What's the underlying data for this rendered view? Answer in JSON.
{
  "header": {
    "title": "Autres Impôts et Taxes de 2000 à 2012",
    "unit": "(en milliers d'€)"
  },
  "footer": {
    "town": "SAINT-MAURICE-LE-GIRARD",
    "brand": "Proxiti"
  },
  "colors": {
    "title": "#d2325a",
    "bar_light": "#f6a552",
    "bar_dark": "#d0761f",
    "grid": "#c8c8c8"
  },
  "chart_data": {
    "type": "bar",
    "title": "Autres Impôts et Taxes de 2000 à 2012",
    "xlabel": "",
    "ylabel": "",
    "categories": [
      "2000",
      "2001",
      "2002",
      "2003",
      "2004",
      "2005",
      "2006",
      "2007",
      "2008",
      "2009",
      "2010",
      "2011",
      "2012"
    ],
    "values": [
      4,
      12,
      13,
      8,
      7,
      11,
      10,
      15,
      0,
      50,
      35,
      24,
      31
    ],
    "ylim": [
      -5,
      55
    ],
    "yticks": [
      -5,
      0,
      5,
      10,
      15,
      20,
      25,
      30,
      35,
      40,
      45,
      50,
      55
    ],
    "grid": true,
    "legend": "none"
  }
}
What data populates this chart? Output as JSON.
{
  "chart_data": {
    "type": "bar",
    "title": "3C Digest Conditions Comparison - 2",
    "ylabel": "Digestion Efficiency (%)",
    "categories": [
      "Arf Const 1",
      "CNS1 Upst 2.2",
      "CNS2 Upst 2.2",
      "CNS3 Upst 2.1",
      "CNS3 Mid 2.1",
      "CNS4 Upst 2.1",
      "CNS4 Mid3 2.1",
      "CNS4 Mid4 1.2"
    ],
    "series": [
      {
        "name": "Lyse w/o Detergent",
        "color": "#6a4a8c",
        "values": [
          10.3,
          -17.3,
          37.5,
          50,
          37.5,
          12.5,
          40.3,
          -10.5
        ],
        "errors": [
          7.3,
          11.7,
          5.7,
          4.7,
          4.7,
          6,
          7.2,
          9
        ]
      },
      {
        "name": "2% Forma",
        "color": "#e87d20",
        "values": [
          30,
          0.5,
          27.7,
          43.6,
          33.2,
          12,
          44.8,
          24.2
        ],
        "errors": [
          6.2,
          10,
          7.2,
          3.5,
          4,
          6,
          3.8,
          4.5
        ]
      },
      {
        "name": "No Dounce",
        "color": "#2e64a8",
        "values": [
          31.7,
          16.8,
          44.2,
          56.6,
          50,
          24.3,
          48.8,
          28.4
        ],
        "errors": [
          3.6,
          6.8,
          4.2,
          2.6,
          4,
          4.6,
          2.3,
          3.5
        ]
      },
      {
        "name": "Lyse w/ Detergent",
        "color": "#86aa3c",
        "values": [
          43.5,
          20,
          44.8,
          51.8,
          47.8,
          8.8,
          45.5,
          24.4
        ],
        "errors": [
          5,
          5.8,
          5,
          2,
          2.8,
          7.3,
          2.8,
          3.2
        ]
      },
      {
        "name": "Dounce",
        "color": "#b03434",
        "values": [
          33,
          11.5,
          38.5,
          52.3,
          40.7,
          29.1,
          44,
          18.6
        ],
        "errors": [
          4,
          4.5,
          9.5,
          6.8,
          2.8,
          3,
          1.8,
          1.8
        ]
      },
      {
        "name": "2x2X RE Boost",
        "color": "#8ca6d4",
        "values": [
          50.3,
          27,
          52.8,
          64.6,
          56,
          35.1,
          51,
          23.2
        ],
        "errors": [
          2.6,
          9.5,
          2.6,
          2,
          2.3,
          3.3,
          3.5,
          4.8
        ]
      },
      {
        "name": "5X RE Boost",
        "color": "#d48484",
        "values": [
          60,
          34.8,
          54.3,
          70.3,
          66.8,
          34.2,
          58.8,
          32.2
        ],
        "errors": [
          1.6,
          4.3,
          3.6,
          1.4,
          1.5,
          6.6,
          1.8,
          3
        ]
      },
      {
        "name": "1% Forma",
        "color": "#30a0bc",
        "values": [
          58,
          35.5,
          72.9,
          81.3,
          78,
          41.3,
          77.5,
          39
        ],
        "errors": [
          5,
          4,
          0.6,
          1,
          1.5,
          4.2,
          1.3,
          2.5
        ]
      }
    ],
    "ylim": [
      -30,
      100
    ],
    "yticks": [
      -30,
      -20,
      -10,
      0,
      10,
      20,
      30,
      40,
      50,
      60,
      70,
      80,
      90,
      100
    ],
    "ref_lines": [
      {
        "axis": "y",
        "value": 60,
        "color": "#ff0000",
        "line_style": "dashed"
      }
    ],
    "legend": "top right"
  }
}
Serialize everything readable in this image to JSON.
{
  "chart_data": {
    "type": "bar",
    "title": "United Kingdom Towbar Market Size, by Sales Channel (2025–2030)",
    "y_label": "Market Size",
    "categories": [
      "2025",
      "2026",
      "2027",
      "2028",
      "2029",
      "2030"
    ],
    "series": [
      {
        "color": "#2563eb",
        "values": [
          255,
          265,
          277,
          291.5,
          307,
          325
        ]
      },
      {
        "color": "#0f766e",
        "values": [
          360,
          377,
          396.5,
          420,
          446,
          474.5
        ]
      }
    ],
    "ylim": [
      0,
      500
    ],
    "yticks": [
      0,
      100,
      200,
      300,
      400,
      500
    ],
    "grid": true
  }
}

* * * *

(What you are asked to do) Return each line of the records above exactly as it reads.

(Problem solution)
What's the underlying data for this rendered view? Answer in JSON.
{
  "header": {
    "title": "Autres Impôts et Taxes de 2000 à 2012",
    "unit": "(en milliers d'€)"
  },
  "footer": {
    "town": "SAINT-MAURICE-LE-GIRARD",
    "brand": "Proxiti"
  },
  "colors": {
    "title": "#d2325a",
    "bar_light": "#f6a552",
    "bar_dark": "#d0761f",
    "grid": "#c8c8c8"
  },
  "chart_data": {
    "type": "bar",
    "title": "Autres Impôts et Taxes de 2000 à 2012",
    "xlabel": "",
    "ylabel": "",
    "categories": [
      "2000",
      "2001",
      "2002",
      "2003",
      "2004",
      "2005",
      "2006",
      "2007",
      "2008",
      "2009",
      "2010",
      "2011",
      "2012"
    ],
    "values": [
      4,
      12,
      13,
      8,
      7,
      11,
      10,
      15,
      0,
      50,
      35,
      24,
      31
    ],
    "ylim": [
      -5,
      55
    ],
    "yticks": [
      -5,
      0,
      5,
      10,
      15,
      20,
      25,
      30,
      35,
      40,
      45,
      50,
      55
    ],
    "grid": true,
    "legend": "none"
  }
}
What data populates this chart? Output as JSON.
{
  "chart_data": {
    "type": "bar",
    "title": "3C Digest Conditions Comparison - 2",
    "ylabel": "Digestion Efficiency (%)",
    "categories": [
      "Arf Const 1",
      "CNS1 Upst 2.2",
      "CNS2 Upst 2.2",
      "CNS3 Upst 2.1",
      "CNS3 Mid 2.1",
      "CNS4 Upst 2.1",
      "CNS4 Mid3 2.1",
      "CNS4 Mid4 1.2"
    ],
    "series": [
      {
        "name": "Lyse w/o Detergent",
        "color": "#6a4a8c",
        "values": [
          10.3,
          -17.3,
          37.5,
          50,
          37.5,
          12.5,
          40.3,
          -10.5
        ],
        "errors": [
          7.3,
          11.7,
          5.7,
          4.7,
          4.7,
          6,
          7.2,
          9
        ]
      },
      {
        "name": "2% Forma",
        "color": "#e87d20",
        "values": [
          30,
          0.5,
          27.7,
          43.6,
          33.2,
          12,
          44.8,
          24.2
        ],
        "errors": [
          6.2,
          10,
          7.2,
          3.5,
          4,
          6,
          3.8,
          4.5
        ]
      },
      {
        "name": "No Dounce",
        "color": "#2e64a8",
        "values": [
          31.7,
          16.8,
          44.2,
          56.6,
          50,
          24.3,
          48.8,
          28.4
        ],
        "errors": [
          3.6,
          6.8,
          4.2,
          2.6,
          4,
          4.6,
          2.3,
          3.5
        ]
      },
      {
        "name": "Lyse w/ Detergent",
        "color": "#86aa3c",
        "values": [
          43.5,
          20,
          44.8,
          51.8,
          47.8,
          8.8,
          45.5,
          24.4
        ],
        "errors": [
          5,
          5.8,
          5,
          2,
          2.8,
          7.3,
          2.8,
          3.2
        ]
      },
      {
        "name": "Dounce",
        "color": "#b03434",
        "values": [
          33,
          11.5,
          38.5,
          52.3,
          40.7,
          29.1,
          44,
          18.6
        ],
        "errors": [
          4,
          4.5,
          9.5,
          6.8,
          2.8,
          3,
          1.8,
          1.8
        ]
      },
      {
        "name": "2x2X RE Boost",
        "color": "#8ca6d4",
        "values": [
          50.3,
          27,
          52.8,
          64.6,
          56,
          35.1,
          51,
          23.2
        ],
        "errors": [
          2.6,
          9.5,
          2.6,
          2,
          2.3,
          3.3,
          3.5,
          4.8
        ]
      },
      {
        "name": "5X RE Boost",
        "color": "#d48484",
        "values": [
          60,
          34.8,
          54.3,
          70.3,
          66.8,
          34.2,
          58.8,
          32.2
        ],
        "errors": [
          1.6,
          4.3,
          3.6,
          1.4,
          1.5,
          6.6,
          1.8,
          3
        ]
      },
      {
        "name": "1% Forma",
        "color": "#30a0bc",
        "values": [
          58,
          35.5,
          72.9,
          81.3,
          78,
          41.3,
          77.5,
          39
        ],
        "errors": [
          5,
          4,
          0.6,
          1,
          1.5,
          4.2,
          1.3,
          2.5
        ]
      }
    ],
    "ylim": [
      -30,
      100
    ],
    "yticks": [
      -30,
      -20,
      -10,
      0,
      10,
      20,
      30,
      40,
      50,
      60,
      70,
      80,
      90,
      100
    ],
    "ref_lines": [
      {
        "axis": "y",
        "value": 60,
        "color": "#ff0000",
        "line_style": "dashed"
      }
    ],
    "legend": "top right"
  }
}
Serialize everything readable in this image to JSON.
{
  "chart_data": {
    "type": "bar",
    "title": "United Kingdom Towbar Market Size, by Sales Channel (2025–2030)",
    "y_label": "Market Size",
    "categories": [
      "2025",
      "2026",
      "2027",
      "2028",
      "2029",
      "2030"
    ],
    "series": [
      {
        "color": "#2563eb",
        "values": [
          255,
          265,
          277,
          291.5,
          307,
          325
        ]
      },
      {
        "color": "#0f766e",
        "values": [
          360,
          377,
          396.5,
          420,
          446,
          474.5
        ]
      }
    ],
    "ylim": [
      0,
      500
    ],
    "yticks": [
      0,
      100,
      200,
      300,
      400,
      500
    ],
    "grid": true
  }
}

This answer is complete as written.